◆ **What is being asked**
Only the number is wanted: tally the lines below that contain the word "frypan".

◆ **Entries**
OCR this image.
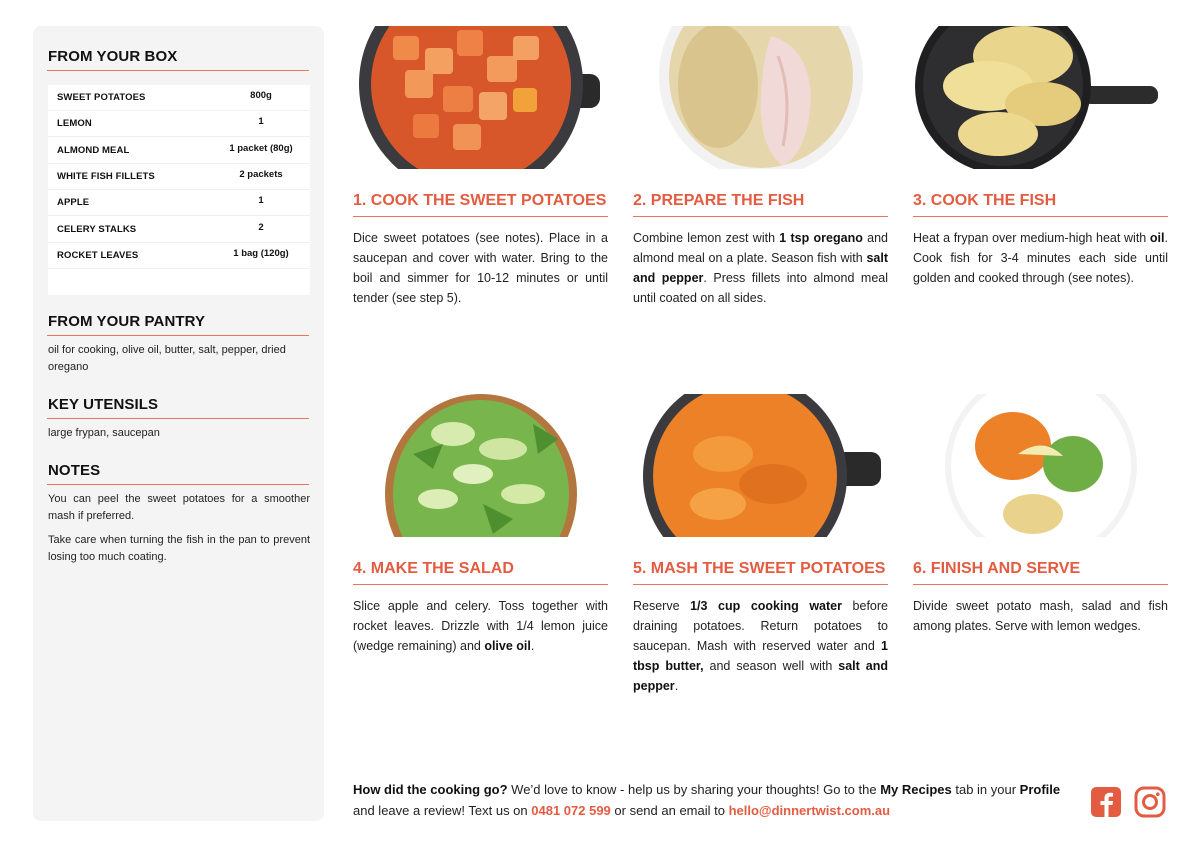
FROM YOUR BOX
SWEET POTATOES	800g
LEMON	1
ALMOND MEAL	1 packet (80g)
WHITE FISH FILLETS	2 packets
APPLE	1
CELERY STALKS	2
ROCKET LEAVES	1 bag (120g)
FROM YOUR PANTRY
oil for cooking, olive oil, butter, salt, pepper, dried oregano
KEY UTENSILS
large frypan, saucepan
NOTES
You can peel the sweet potatoes for a smoother mash if preferred.
Take care when turning the fish in the pan to prevent losing too much coating.
1. COOK THE SWEET POTATOES
Dice sweet potatoes (see notes). Place in a saucepan and cover with water. Bring to the boil and simmer for 10-12 minutes or until tender (see step 5).
2. PREPARE THE FISH
Combine lemon zest with 1 tsp oregano and almond meal on a plate. Season fish with salt and pepper. Press fillets into almond meal until coated on all sides.
3. COOK THE FISH
Heat a frypan over medium-high heat with oil. Cook fish for 3-4 minutes each side until golden and cooked through (see notes).
4. MAKE THE SALAD
Slice apple and celery. Toss together with rocket leaves. Drizzle with 1/4 lemon juice (wedge remaining) and olive oil.
5. MASH THE SWEET POTATOES
Reserve 1/3 cup cooking water before draining potatoes. Return potatoes to saucepan. Mash with reserved water and 1 tbsp butter, and season well with salt and pepper.
6. FINISH AND SERVE
Divide sweet potato mash, salad and fish among plates. Serve with lemon wedges.
How did the cooking go? We’d love to know - help us by sharing your thoughts! Go to the My Recipes tab in your Profile and leave a review! Text us on 0481 072 599 or send an email to hello@dinnertwist.com.au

◆ **Final result**
2